WHAT THE TASK ASKS = Leave out the pictures; transcribe all else exactly.
Start of RECORDS FOR THIS EXERCISE
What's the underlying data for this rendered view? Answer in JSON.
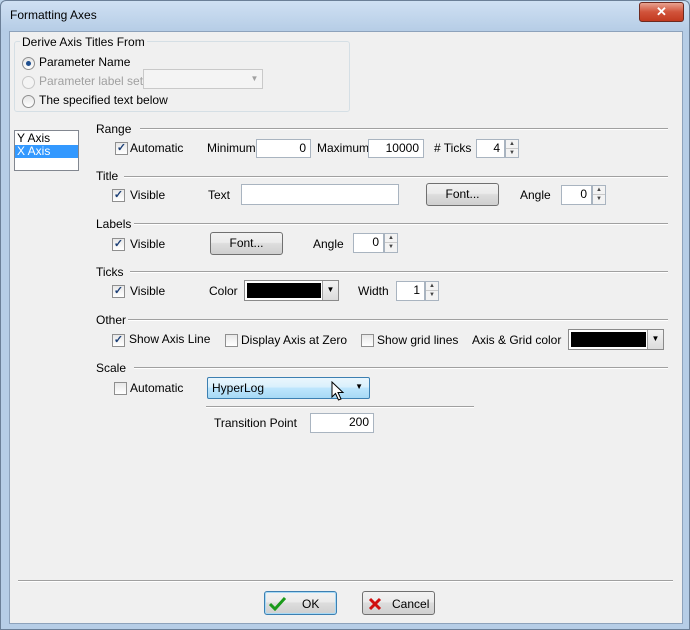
{
  "window": {
    "title": "Formatting Axes",
    "close_label": "✕"
  },
  "derive": {
    "title": "Derive Axis Titles From",
    "option_parameter_name": "Parameter Name",
    "option_parameter_label_set": "Parameter label set",
    "option_specified_text": "The specified text below",
    "selected": "Parameter Name"
  },
  "axis_list": {
    "items": [
      "Y Axis",
      "X Axis"
    ],
    "selected": "X Axis"
  },
  "range": {
    "title": "Range",
    "automatic_label": "Automatic",
    "automatic_checked": true,
    "minimum_label": "Minimum",
    "minimum_value": "0",
    "maximum_label": "Maximum",
    "maximum_value": "10000",
    "ticks_label": "# Ticks",
    "ticks_value": "4"
  },
  "title_section": {
    "title": "Title",
    "visible_label": "Visible",
    "visible_checked": true,
    "text_label": "Text",
    "text_value": "",
    "font_button": "Font...",
    "angle_label": "Angle",
    "angle_value": "0"
  },
  "labels": {
    "title": "Labels",
    "visible_label": "Visible",
    "visible_checked": true,
    "font_button": "Font...",
    "angle_label": "Angle",
    "angle_value": "0"
  },
  "ticks": {
    "title": "Ticks",
    "visible_label": "Visible",
    "visible_checked": true,
    "color_label": "Color",
    "color_value": "#000000",
    "width_label": "Width",
    "width_value": "1"
  },
  "other": {
    "title": "Other",
    "show_axis_line_label": "Show Axis Line",
    "show_axis_line_checked": true,
    "display_axis_zero_label": "Display Axis at Zero",
    "display_axis_zero_checked": false,
    "show_grid_lines_label": "Show grid lines",
    "show_grid_lines_checked": false,
    "axis_grid_color_label": "Axis & Grid color",
    "axis_grid_color_value": "#000000"
  },
  "scale": {
    "title": "Scale",
    "automatic_label": "Automatic",
    "automatic_checked": false,
    "type_value": "HyperLog",
    "transition_point_label": "Transition Point",
    "transition_point_value": "200"
  },
  "footer": {
    "ok_label": "OK",
    "cancel_label": "Cancel"
  },
  "icons": {
    "ok": "check-icon",
    "cancel": "x-icon",
    "cursor": "mouse-pointer-icon"
  }
}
End of RECORDS FOR THIS EXERCISE
ANSWER TO THIS TASK =
What's the underlying data for this rendered view? Answer in JSON.
{
  "window": {
    "title": "Formatting Axes",
    "close_label": "✕"
  },
  "derive": {
    "title": "Derive Axis Titles From",
    "option_parameter_name": "Parameter Name",
    "option_parameter_label_set": "Parameter label set",
    "option_specified_text": "The specified text below",
    "selected": "Parameter Name"
  },
  "axis_list": {
    "items": [
      "Y Axis",
      "X Axis"
    ],
    "selected": "X Axis"
  },
  "range": {
    "title": "Range",
    "automatic_label": "Automatic",
    "automatic_checked": true,
    "minimum_label": "Minimum",
    "minimum_value": "0",
    "maximum_label": "Maximum",
    "maximum_value": "10000",
    "ticks_label": "# Ticks",
    "ticks_value": "4"
  },
  "title_section": {
    "title": "Title",
    "visible_label": "Visible",
    "visible_checked": true,
    "text_label": "Text",
    "text_value": "",
    "font_button": "Font...",
    "angle_label": "Angle",
    "angle_value": "0"
  },
  "labels": {
    "title": "Labels",
    "visible_label": "Visible",
    "visible_checked": true,
    "font_button": "Font...",
    "angle_label": "Angle",
    "angle_value": "0"
  },
  "ticks": {
    "title": "Ticks",
    "visible_label": "Visible",
    "visible_checked": true,
    "color_label": "Color",
    "color_value": "#000000",
    "width_label": "Width",
    "width_value": "1"
  },
  "other": {
    "title": "Other",
    "show_axis_line_label": "Show Axis Line",
    "show_axis_line_checked": true,
    "display_axis_zero_label": "Display Axis at Zero",
    "display_axis_zero_checked": false,
    "show_grid_lines_label": "Show grid lines",
    "show_grid_lines_checked": false,
    "axis_grid_color_label": "Axis & Grid color",
    "axis_grid_color_value": "#000000"
  },
  "scale": {
    "title": "Scale",
    "automatic_label": "Automatic",
    "automatic_checked": false,
    "type_value": "HyperLog",
    "transition_point_label": "Transition Point",
    "transition_point_value": "200"
  },
  "footer": {
    "ok_label": "OK",
    "cancel_label": "Cancel"
  },
  "icons": {
    "ok": "check-icon",
    "cancel": "x-icon",
    "cursor": "mouse-pointer-icon"
  }
}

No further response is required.